■ Given exercise ■
Reproduce every entry exactly as shown.

+===+

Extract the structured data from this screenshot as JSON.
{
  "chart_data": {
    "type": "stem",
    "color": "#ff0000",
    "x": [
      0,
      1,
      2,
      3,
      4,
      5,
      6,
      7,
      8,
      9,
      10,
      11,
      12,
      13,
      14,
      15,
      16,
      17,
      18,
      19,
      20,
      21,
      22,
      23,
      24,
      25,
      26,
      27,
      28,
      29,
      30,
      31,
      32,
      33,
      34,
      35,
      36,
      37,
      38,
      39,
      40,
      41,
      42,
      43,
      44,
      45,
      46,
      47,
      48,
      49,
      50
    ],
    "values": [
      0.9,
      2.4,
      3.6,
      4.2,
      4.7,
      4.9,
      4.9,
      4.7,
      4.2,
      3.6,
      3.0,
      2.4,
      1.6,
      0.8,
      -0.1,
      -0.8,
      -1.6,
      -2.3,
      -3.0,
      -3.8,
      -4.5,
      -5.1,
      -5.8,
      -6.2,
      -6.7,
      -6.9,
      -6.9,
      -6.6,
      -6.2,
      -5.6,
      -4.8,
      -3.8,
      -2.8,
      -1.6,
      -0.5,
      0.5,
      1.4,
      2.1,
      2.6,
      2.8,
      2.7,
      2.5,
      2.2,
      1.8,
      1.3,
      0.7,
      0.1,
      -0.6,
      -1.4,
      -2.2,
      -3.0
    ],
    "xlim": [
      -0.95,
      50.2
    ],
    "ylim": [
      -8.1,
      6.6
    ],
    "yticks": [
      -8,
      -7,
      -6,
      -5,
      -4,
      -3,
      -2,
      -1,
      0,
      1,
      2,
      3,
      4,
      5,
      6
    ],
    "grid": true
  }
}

+===+

■ Answer to the task ■
Extract the structured data from this screenshot as JSON.
{
  "chart_data": {
    "type": "stem",
    "color": "#ff0000",
    "x": [
      0,
      1,
      2,
      3,
      4,
      5,
      6,
      7,
      8,
      9,
      10,
      11,
      12,
      13,
      14,
      15,
      16,
      17,
      18,
      19,
      20,
      21,
      22,
      23,
      24,
      25,
      26,
      27,
      28,
      29,
      30,
      31,
      32,
      33,
      34,
      35,
      36,
      37,
      38,
      39,
      40,
      41,
      42,
      43,
      44,
      45,
      46,
      47,
      48,
      49,
      50
    ],
    "values": [
      0.9,
      2.4,
      3.6,
      4.2,
      4.7,
      4.9,
      4.9,
      4.7,
      4.2,
      3.6,
      3.0,
      2.4,
      1.6,
      0.8,
      -0.1,
      -0.8,
      -1.6,
      -2.3,
      -3.0,
      -3.8,
      -4.5,
      -5.1,
      -5.8,
      -6.2,
      -6.7,
      -6.9,
      -6.9,
      -6.6,
      -6.2,
      -5.6,
      -4.8,
      -3.8,
      -2.8,
      -1.6,
      -0.5,
      0.5,
      1.4,
      2.1,
      2.6,
      2.8,
      2.7,
      2.5,
      2.2,
      1.8,
      1.3,
      0.7,
      0.1,
      -0.6,
      -1.4,
      -2.2,
      -3.0
    ],
    "xlim": [
      -0.95,
      50.2
    ],
    "ylim": [
      -8.1,
      6.6
    ],
    "yticks": [
      -8,
      -7,
      -6,
      -5,
      -4,
      -3,
      -2,
      -1,
      0,
      1,
      2,
      3,
      4,
      5,
      6
    ],
    "grid": true
  }
}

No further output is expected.